|
|
|
|
Başına silah dayanan Köşk adayı
27 Mayıs 1960 darbesinden bir buçuk yıl sonra cumhurbaşkanlığı seçimi yapıldı. Askerin tek adayı Cemal Gürsel'di. Ali Fuat Başgil aday olunca işler karıştı. İki general başına silah dayayarak Başgil'i adaylıktan caydırdı.
.
Kafasına silah dayanarak engellenen Çankaya adayı
Cuntanın tek adayı Cemal Gürsel'di. Ancak anayasa profesörü Ali Fuat Başgil'in de aday olduğunu açıklaması işleri karıştırmıştı. Ya kazanırsa? Hocanın adaylıktan vazgeçmesi şarttı!.
Bazı olaylar vardır, uzun süreçlerin özeti gibidir. Prof. Ali Fuat Başgil'in 1961 yılında Köşk'e aday olmasının engellenmesi tam da böyle bir olaydı. O olayı ayrıntılı biçimde anlamak, 1960 darbesinin işleyişini ve Cemal Gürsel'in hangi şartlarda cumhurbaşkanı seçildiğini de anlamak demektir. 1893 doğumlu Ali Fuat Başgil, eğitimini Fransa'da yapmış bir önemli hukuk adamıydı. İstanbul Üniversitesi'nde anayasa hukuku dersleri vermişti. Hocaların hocası olarak, 'ordinaryüs' payesine ulaşmıştı. Darbeden sonra Milli Birlik Komitesi'nin attığı 147 öğretim üyesinden biriydi. 27 Mayıs 1960 darbesinden sonra bir Kurucu Meclis oluşturuldu. Kurucu Meclis yeni bir Anayasa yaptı. Bu Anayasa 9 Temmuz 1961'de halkoylamasıyla kabul edildi.

● Sağlanan Veriler:
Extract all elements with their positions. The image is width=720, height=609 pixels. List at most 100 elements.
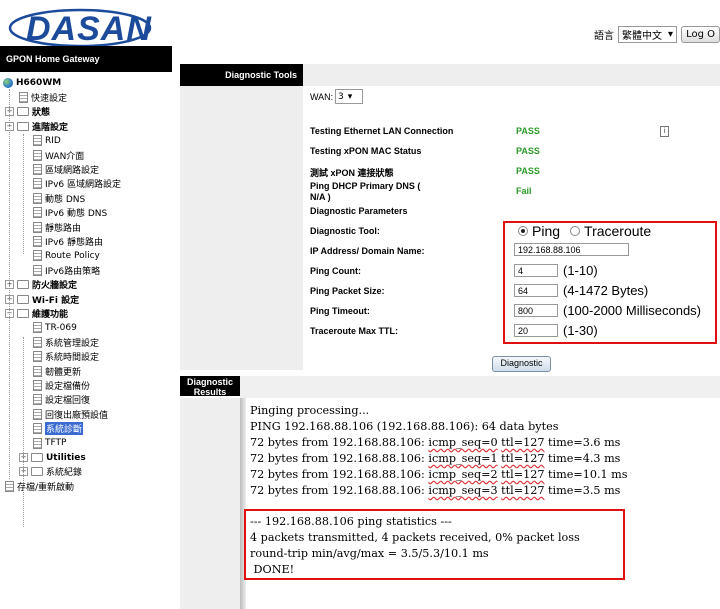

● Yönerge 1:
Sayfa metnine dayanarak şu soruları cevaplayın:
(a) 27 Mayıs 1960 darbesinden ne kadar süre sonra cumhurbaşkanlığı seçimi yapıldı?
(b) Ali Fuat Başgil hangi yılda doğdu?
(c) Kurucu Meclis'in yaptığı Anayasa hangi tarihte halkoylamasıyla kabul edildi?
● Yönerge 2: Lütfen sayfa metninden "Bazı olaylar vardır, uzun" ile başlayıp "halkoylamasıyla kabul edildi." ifadesine kadar devam eden kısmı aynen alıntılayın.

● Yanıt 1:
(a) Bir buçuk yıl sonra.
(b) 1893'te.
(c) 9 Temmuz 1961'de.

● Yanıt 2:
Bazı olaylar vardır, uzun süreçlerin özeti gibidir. Prof. Ali Fuat Başgil'in 1961 yılında Köşk'e aday olmasının engellenmesi tam da böyle bir olaydı. O olayı ayrıntılı biçimde anlamak, 1960 darbesinin işleyişini ve Cemal Gürsel'in hangi şartlarda cumhurbaşkanı seçildiğini de anlamak demektir. 1893 doğumlu Ali Fuat Başgil, eğitimini Fransa'da yapmış bir önemli hukuk adamıydı. İstanbul Üniversitesi'nde anayasa hukuku dersleri vermişti. Hocaların hocası olarak, 'ordinaryüs' payesine ulaşmıştı. Darbeden sonra Milli Birlik Komitesi'nin attığı 147 öğretim üyesinden biriydi. 27 Mayıs 1960 darbesinden sonra bir Kurucu Meclis oluşturuldu. Kurucu Meclis yeni bir Anayasa yaptı. Bu Anayasa 9 Temmuz 1961'de halkoylamasıyla kabul edildi.